--- Start ---

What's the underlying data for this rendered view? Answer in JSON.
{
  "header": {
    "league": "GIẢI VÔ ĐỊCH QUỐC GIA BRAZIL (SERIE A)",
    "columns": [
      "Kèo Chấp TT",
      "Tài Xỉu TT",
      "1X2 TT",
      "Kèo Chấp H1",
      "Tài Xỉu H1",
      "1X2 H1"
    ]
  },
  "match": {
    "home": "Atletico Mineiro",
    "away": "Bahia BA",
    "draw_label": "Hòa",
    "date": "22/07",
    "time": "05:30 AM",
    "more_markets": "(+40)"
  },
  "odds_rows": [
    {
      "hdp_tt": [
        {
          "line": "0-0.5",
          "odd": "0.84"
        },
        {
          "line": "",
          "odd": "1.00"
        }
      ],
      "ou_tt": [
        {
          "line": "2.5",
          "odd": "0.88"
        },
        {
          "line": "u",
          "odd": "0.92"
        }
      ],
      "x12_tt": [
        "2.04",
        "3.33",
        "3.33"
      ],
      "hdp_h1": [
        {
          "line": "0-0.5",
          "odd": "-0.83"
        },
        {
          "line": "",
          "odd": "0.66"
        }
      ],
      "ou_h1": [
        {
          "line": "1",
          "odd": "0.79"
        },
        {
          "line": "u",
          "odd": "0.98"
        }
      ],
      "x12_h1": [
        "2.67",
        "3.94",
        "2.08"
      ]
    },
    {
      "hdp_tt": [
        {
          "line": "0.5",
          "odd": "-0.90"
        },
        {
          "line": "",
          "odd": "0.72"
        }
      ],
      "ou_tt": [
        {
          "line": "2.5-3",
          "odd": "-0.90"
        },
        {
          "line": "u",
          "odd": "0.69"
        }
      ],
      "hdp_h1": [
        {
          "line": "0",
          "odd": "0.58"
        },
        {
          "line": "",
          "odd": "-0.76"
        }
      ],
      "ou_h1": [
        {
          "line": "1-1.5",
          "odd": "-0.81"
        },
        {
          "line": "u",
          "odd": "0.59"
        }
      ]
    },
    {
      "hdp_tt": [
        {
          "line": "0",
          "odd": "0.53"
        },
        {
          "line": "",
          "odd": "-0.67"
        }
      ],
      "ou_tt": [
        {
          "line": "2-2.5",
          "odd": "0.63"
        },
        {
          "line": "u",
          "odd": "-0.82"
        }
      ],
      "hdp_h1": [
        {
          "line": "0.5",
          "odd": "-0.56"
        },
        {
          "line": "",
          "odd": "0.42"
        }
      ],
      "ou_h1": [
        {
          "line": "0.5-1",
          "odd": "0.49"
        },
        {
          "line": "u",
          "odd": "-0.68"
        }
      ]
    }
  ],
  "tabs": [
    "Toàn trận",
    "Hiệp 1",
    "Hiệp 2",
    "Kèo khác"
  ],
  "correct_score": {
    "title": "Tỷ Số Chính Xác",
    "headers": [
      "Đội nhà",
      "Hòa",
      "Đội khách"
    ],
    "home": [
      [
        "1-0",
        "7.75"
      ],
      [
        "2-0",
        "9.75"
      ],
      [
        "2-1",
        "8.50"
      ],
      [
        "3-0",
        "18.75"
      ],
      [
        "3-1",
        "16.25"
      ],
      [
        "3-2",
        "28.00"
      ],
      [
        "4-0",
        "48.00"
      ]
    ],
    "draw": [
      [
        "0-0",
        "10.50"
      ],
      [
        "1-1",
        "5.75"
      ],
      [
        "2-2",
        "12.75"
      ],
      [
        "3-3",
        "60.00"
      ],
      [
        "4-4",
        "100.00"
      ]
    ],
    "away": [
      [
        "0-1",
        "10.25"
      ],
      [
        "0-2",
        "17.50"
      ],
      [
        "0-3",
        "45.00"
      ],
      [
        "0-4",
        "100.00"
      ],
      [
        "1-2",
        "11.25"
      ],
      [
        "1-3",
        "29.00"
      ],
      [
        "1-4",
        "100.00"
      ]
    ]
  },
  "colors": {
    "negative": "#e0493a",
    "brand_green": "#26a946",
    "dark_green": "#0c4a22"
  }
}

--- End ---

Produce an exact copy of the whole listing.

## [Solved problem]
What's the underlying data for this rendered view? Answer in JSON.
{
  "header": {
    "league": "GIẢI VÔ ĐỊCH QUỐC GIA BRAZIL (SERIE A)",
    "columns": [
      "Kèo Chấp TT",
      "Tài Xỉu TT",
      "1X2 TT",
      "Kèo Chấp H1",
      "Tài Xỉu H1",
      "1X2 H1"
    ]
  },
  "match": {
    "home": "Atletico Mineiro",
    "away": "Bahia BA",
    "draw_label": "Hòa",
    "date": "22/07",
    "time": "05:30 AM",
    "more_markets": "(+40)"
  },
  "odds_rows": [
    {
      "hdp_tt": [
        {
          "line": "0-0.5",
          "odd": "0.84"
        },
        {
          "line": "",
          "odd": "1.00"
        }
      ],
      "ou_tt": [
        {
          "line": "2.5",
          "odd": "0.88"
        },
        {
          "line": "u",
          "odd": "0.92"
        }
      ],
      "x12_tt": [
        "2.04",
        "3.33",
        "3.33"
      ],
      "hdp_h1": [
        {
          "line": "0-0.5",
          "odd": "-0.83"
        },
        {
          "line": "",
          "odd": "0.66"
        }
      ],
      "ou_h1": [
        {
          "line": "1",
          "odd": "0.79"
        },
        {
          "line": "u",
          "odd": "0.98"
        }
      ],
      "x12_h1": [
        "2.67",
        "3.94",
        "2.08"
      ]
    },
    {
      "hdp_tt": [
        {
          "line": "0.5",
          "odd": "-0.90"
        },
        {
          "line": "",
          "odd": "0.72"
        }
      ],
      "ou_tt": [
        {
          "line": "2.5-3",
          "odd": "-0.90"
        },
        {
          "line": "u",
          "odd": "0.69"
        }
      ],
      "hdp_h1": [
        {
          "line": "0",
          "odd": "0.58"
        },
        {
          "line": "",
          "odd": "-0.76"
        }
      ],
      "ou_h1": [
        {
          "line": "1-1.5",
          "odd": "-0.81"
        },
        {
          "line": "u",
          "odd": "0.59"
        }
      ]
    },
    {
      "hdp_tt": [
        {
          "line": "0",
          "odd": "0.53"
        },
        {
          "line": "",
          "odd": "-0.67"
        }
      ],
      "ou_tt": [
        {
          "line": "2-2.5",
          "odd": "0.63"
        },
        {
          "line": "u",
          "odd": "-0.82"
        }
      ],
      "hdp_h1": [
        {
          "line": "0.5",
          "odd": "-0.56"
        },
        {
          "line": "",
          "odd": "0.42"
        }
      ],
      "ou_h1": [
        {
          "line": "0.5-1",
          "odd": "0.49"
        },
        {
          "line": "u",
          "odd": "-0.68"
        }
      ]
    }
  ],
  "tabs": [
    "Toàn trận",
    "Hiệp 1",
    "Hiệp 2",
    "Kèo khác"
  ],
  "correct_score": {
    "title": "Tỷ Số Chính Xác",
    "headers": [
      "Đội nhà",
      "Hòa",
      "Đội khách"
    ],
    "home": [
      [
        "1-0",
        "7.75"
      ],
      [
        "2-0",
        "9.75"
      ],
      [
        "2-1",
        "8.50"
      ],
      [
        "3-0",
        "18.75"
      ],
      [
        "3-1",
        "16.25"
      ],
      [
        "3-2",
        "28.00"
      ],
      [
        "4-0",
        "48.00"
      ]
    ],
    "draw": [
      [
        "0-0",
        "10.50"
      ],
      [
        "1-1",
        "5.75"
      ],
      [
        "2-2",
        "12.75"
      ],
      [
        "3-3",
        "60.00"
      ],
      [
        "4-4",
        "100.00"
      ]
    ],
    "away": [
      [
        "0-1",
        "10.25"
      ],
      [
        "0-2",
        "17.50"
      ],
      [
        "0-3",
        "45.00"
      ],
      [
        "0-4",
        "100.00"
      ],
      [
        "1-2",
        "11.25"
      ],
      [
        "1-3",
        "29.00"
      ],
      [
        "1-4",
        "100.00"
      ]
    ]
  },
  "colors": {
    "negative": "#e0493a",
    "brand_green": "#26a946",
    "dark_green": "#0c4a22"
  }
}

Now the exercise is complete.